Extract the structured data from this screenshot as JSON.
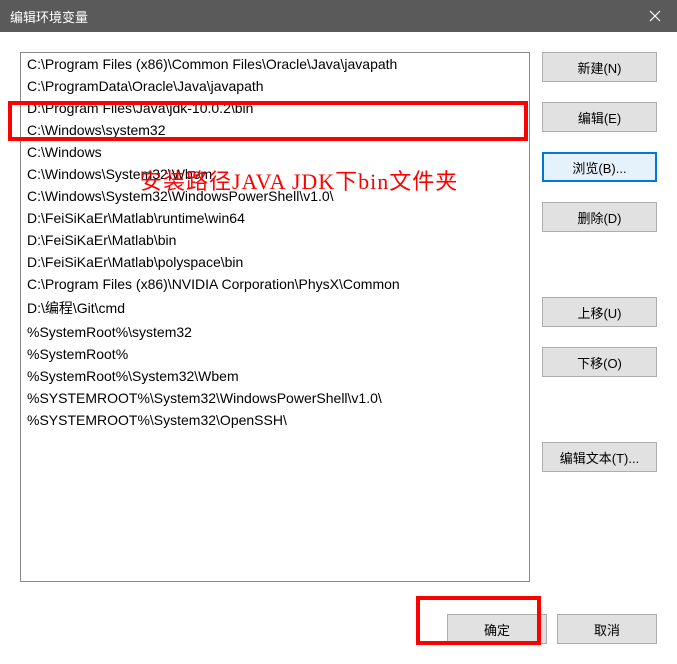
{
  "titlebar": {
    "title": "编辑环境变量"
  },
  "list": {
    "items": [
      "C:\\Program Files (x86)\\Common Files\\Oracle\\Java\\javapath",
      "C:\\ProgramData\\Oracle\\Java\\javapath",
      "D:\\Program Files\\Java\\jdk-10.0.2\\bin",
      "C:\\Windows\\system32",
      "C:\\Windows",
      "C:\\Windows\\System32\\Wbem",
      "C:\\Windows\\System32\\WindowsPowerShell\\v1.0\\",
      "D:\\FeiSiKaEr\\Matlab\\runtime\\win64",
      "D:\\FeiSiKaEr\\Matlab\\bin",
      "D:\\FeiSiKaEr\\Matlab\\polyspace\\bin",
      "C:\\Program Files (x86)\\NVIDIA Corporation\\PhysX\\Common",
      "D:\\编程\\Git\\cmd",
      "%SystemRoot%\\system32",
      "%SystemRoot%",
      "%SystemRoot%\\System32\\Wbem",
      "%SYSTEMROOT%\\System32\\WindowsPowerShell\\v1.0\\",
      "%SYSTEMROOT%\\System32\\OpenSSH\\"
    ]
  },
  "buttons": {
    "new": "新建(N)",
    "edit": "编辑(E)",
    "browse": "浏览(B)...",
    "delete": "删除(D)",
    "moveup": "上移(U)",
    "movedown": "下移(O)",
    "edittext": "编辑文本(T)...",
    "ok": "确定",
    "cancel": "取消"
  },
  "annotation": {
    "text": "安装路径JAVA JDK下bin文件夹"
  }
}
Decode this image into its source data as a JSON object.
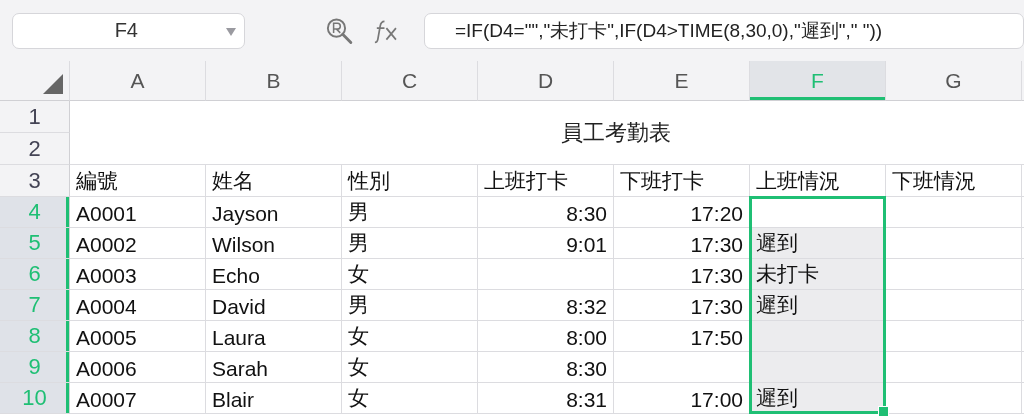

______________________________

_Given task:_ Write out the records above exactly as they appear, leaving out any pictures.

_Answer:_
Extract the structured data from this screenshot as JSON.
{
  "titlebar": {
    "title": "编辑环境变量"
  },
  "list": {
    "items": [
      "C:\\Program Files (x86)\\Common Files\\Oracle\\Java\\javapath",
      "C:\\ProgramData\\Oracle\\Java\\javapath",
      "D:\\Program Files\\Java\\jdk-10.0.2\\bin",
      "C:\\Windows\\system32",
      "C:\\Windows",
      "C:\\Windows\\System32\\Wbem",
      "C:\\Windows\\System32\\WindowsPowerShell\\v1.0\\",
      "D:\\FeiSiKaEr\\Matlab\\runtime\\win64",
      "D:\\FeiSiKaEr\\Matlab\\bin",
      "D:\\FeiSiKaEr\\Matlab\\polyspace\\bin",
      "C:\\Program Files (x86)\\NVIDIA Corporation\\PhysX\\Common",
      "D:\\编程\\Git\\cmd",
      "%SystemRoot%\\system32",
      "%SystemRoot%",
      "%SystemRoot%\\System32\\Wbem",
      "%SYSTEMROOT%\\System32\\WindowsPowerShell\\v1.0\\",
      "%SYSTEMROOT%\\System32\\OpenSSH\\"
    ]
  },
  "buttons": {
    "new": "新建(N)",
    "edit": "编辑(E)",
    "browse": "浏览(B)...",
    "delete": "删除(D)",
    "moveup": "上移(U)",
    "movedown": "下移(O)",
    "edittext": "编辑文本(T)...",
    "ok": "确定",
    "cancel": "取消"
  },
  "annotation": {
    "text": "安装路径JAVA JDK下bin文件夹"
  }
}
Decode this image into its source data as a JSON object.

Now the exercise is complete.